Restate the whole listing word for word. Pictures are left out.

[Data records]
Begin

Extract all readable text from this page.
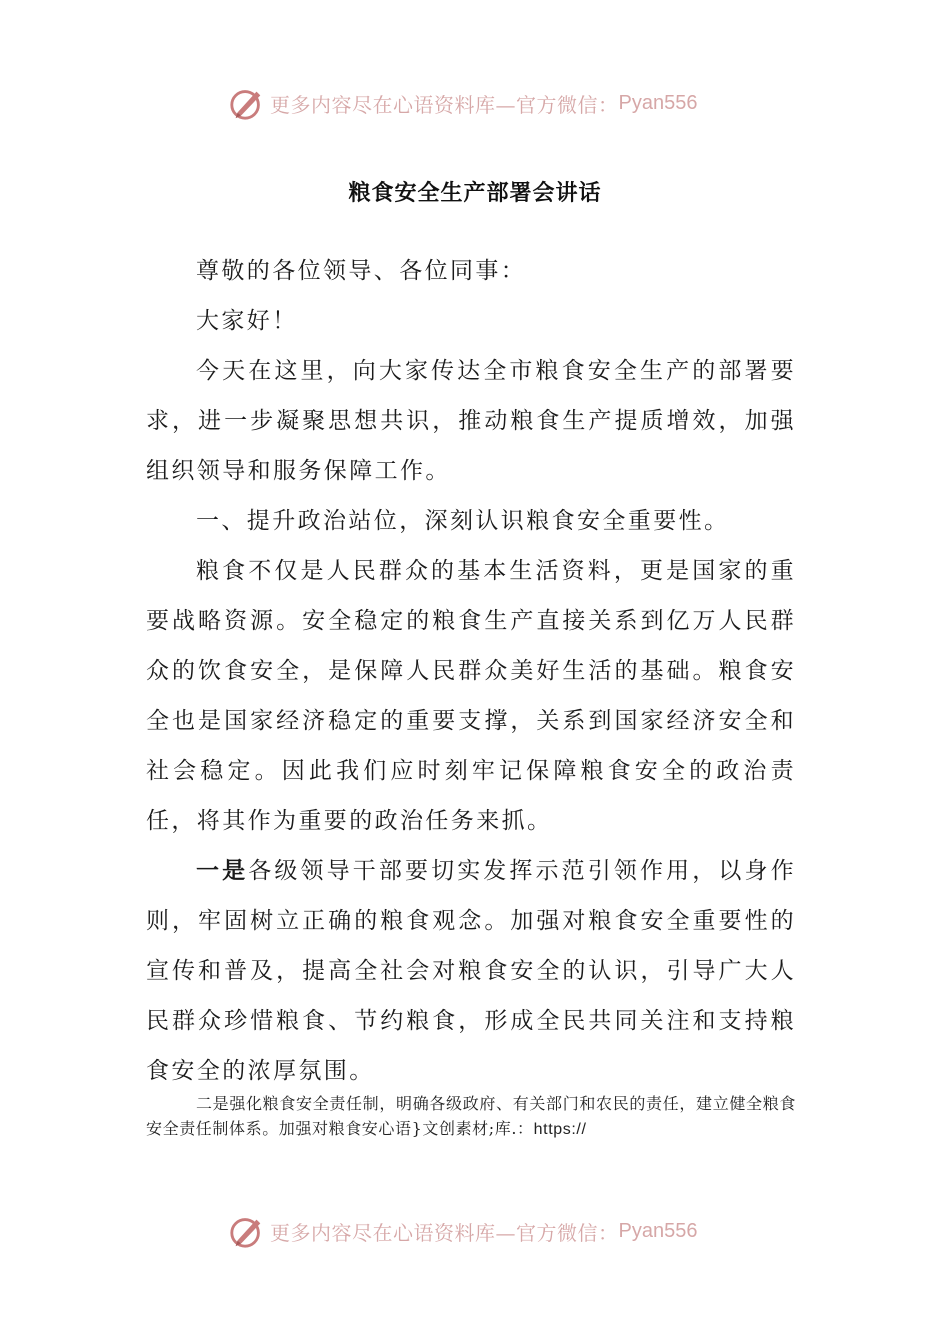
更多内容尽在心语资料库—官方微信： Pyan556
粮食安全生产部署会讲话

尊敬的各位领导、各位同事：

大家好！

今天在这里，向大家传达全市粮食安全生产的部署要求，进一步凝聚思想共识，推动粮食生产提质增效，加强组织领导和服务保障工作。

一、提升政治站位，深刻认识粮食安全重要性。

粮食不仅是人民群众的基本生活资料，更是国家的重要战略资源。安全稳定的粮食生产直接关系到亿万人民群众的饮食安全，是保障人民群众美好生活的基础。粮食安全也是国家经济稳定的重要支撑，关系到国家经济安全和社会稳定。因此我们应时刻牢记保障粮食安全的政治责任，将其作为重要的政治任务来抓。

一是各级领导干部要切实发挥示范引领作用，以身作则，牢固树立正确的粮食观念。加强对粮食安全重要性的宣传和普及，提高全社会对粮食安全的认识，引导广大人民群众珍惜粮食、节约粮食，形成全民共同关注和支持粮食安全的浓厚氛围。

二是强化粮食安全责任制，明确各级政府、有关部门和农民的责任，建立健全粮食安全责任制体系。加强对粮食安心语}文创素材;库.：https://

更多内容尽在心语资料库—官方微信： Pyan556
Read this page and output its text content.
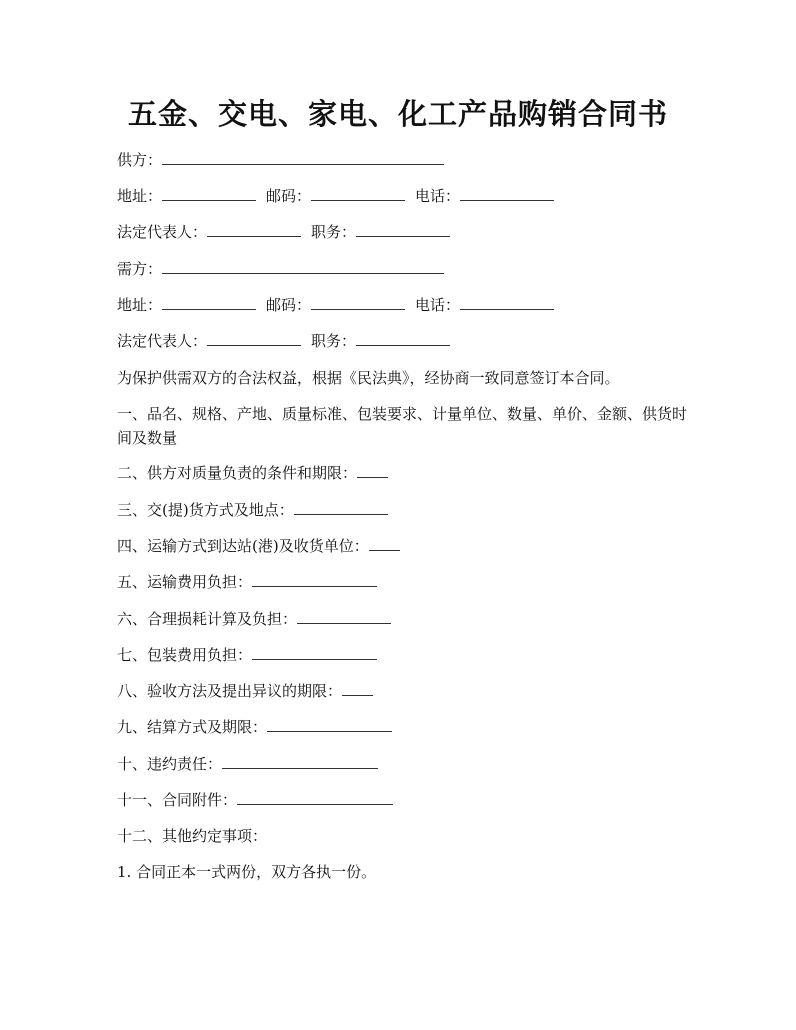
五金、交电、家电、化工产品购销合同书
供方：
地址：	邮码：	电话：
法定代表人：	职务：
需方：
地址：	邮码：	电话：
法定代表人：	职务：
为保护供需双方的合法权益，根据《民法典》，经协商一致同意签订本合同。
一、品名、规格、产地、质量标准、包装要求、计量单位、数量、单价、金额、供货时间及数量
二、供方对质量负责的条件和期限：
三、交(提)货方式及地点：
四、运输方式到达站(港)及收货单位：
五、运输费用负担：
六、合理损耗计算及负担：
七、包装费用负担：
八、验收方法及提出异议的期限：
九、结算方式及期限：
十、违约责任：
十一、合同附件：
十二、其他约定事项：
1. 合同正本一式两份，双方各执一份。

End

ANSWER IN FULL:
Extract all readable text from this page.
更多内容尽在心语资料库—官方微信： Pyan556
粮食安全生产部署会讲话

尊敬的各位领导、各位同事：

大家好！

今天在这里，向大家传达全市粮食安全生产的部署要求，进一步凝聚思想共识，推动粮食生产提质增效，加强组织领导和服务保障工作。

一、提升政治站位，深刻认识粮食安全重要性。

粮食不仅是人民群众的基本生活资料，更是国家的重要战略资源。安全稳定的粮食生产直接关系到亿万人民群众的饮食安全，是保障人民群众美好生活的基础。粮食安全也是国家经济稳定的重要支撑，关系到国家经济安全和社会稳定。因此我们应时刻牢记保障粮食安全的政治责任，将其作为重要的政治任务来抓。

一是各级领导干部要切实发挥示范引领作用，以身作则，牢固树立正确的粮食观念。加强对粮食安全重要性的宣传和普及，提高全社会对粮食安全的认识，引导广大人民群众珍惜粮食、节约粮食，形成全民共同关注和支持粮食安全的浓厚氛围。

二是强化粮食安全责任制，明确各级政府、有关部门和农民的责任，建立健全粮食安全责任制体系。加强对粮食安心语}文创素材;库.：https://

更多内容尽在心语资料库—官方微信： Pyan556
Read this page and output its text content.
五金、交电、家电、化工产品购销合同书
供方：
地址：	邮码：	电话：
法定代表人：	职务：
需方：
地址：	邮码：	电话：
法定代表人：	职务：
为保护供需双方的合法权益，根据《民法典》，经协商一致同意签订本合同。
一、品名、规格、产地、质量标准、包装要求、计量单位、数量、单价、金额、供货时间及数量
二、供方对质量负责的条件和期限：
三、交(提)货方式及地点：
四、运输方式到达站(港)及收货单位：
五、运输费用负担：
六、合理损耗计算及负担：
七、包装费用负担：
八、验收方法及提出异议的期限：
九、结算方式及期限：
十、违约责任：
十一、合同附件：
十二、其他约定事项：
1. 合同正本一式两份，双方各执一份。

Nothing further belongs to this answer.